Required task: Select every line below containing the word "JSON".

--- Provided entries ---

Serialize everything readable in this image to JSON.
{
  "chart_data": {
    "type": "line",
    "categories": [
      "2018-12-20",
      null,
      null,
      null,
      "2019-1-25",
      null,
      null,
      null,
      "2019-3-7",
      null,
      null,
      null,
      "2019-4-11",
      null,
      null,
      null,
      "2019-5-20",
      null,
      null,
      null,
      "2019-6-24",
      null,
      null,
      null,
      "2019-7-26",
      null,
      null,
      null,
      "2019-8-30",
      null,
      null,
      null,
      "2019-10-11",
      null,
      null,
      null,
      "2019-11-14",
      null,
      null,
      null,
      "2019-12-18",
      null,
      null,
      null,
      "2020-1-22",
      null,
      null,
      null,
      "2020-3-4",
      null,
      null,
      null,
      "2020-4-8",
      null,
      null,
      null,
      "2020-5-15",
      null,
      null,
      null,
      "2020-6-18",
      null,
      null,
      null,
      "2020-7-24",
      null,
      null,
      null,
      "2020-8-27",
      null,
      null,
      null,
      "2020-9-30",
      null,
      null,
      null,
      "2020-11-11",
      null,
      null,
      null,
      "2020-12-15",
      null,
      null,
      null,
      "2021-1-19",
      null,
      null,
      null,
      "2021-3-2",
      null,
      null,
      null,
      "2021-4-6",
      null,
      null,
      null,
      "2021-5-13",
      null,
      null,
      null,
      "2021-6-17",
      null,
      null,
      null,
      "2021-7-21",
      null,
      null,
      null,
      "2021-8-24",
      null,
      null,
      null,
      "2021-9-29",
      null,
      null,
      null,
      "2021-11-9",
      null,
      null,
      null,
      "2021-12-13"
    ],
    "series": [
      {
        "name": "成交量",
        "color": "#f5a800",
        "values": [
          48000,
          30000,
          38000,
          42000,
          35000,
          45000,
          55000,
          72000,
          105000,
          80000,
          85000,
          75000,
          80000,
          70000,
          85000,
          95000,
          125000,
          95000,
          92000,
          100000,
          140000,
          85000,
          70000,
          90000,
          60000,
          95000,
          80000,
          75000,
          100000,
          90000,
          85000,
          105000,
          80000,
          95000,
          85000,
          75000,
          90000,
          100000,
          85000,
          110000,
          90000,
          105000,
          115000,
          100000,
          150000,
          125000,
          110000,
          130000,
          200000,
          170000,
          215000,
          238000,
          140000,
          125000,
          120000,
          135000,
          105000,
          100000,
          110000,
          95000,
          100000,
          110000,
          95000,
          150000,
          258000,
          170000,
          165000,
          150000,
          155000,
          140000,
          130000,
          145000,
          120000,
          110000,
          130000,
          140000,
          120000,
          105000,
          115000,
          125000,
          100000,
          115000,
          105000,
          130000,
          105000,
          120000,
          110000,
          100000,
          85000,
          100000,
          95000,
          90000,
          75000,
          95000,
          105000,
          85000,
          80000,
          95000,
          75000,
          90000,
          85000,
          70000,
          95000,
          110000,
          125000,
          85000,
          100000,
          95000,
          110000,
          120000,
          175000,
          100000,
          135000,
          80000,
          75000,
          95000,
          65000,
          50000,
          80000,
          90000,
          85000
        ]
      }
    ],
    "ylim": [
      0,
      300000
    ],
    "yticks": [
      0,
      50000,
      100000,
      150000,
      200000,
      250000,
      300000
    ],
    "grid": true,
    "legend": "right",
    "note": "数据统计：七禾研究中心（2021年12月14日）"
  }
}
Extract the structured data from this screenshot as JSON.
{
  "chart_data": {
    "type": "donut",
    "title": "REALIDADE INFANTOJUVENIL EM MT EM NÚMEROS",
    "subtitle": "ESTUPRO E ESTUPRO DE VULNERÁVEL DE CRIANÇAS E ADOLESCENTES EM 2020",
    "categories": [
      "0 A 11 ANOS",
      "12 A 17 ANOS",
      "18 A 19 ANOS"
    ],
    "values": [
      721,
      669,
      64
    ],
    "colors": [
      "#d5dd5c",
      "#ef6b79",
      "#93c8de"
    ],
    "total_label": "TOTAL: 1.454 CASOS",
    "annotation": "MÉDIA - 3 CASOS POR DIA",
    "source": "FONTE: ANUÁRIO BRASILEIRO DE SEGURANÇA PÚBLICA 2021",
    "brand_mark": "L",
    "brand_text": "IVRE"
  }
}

---

Worked answer:
Serialize everything readable in this image to JSON.
Extract the structured data from this screenshot as JSON.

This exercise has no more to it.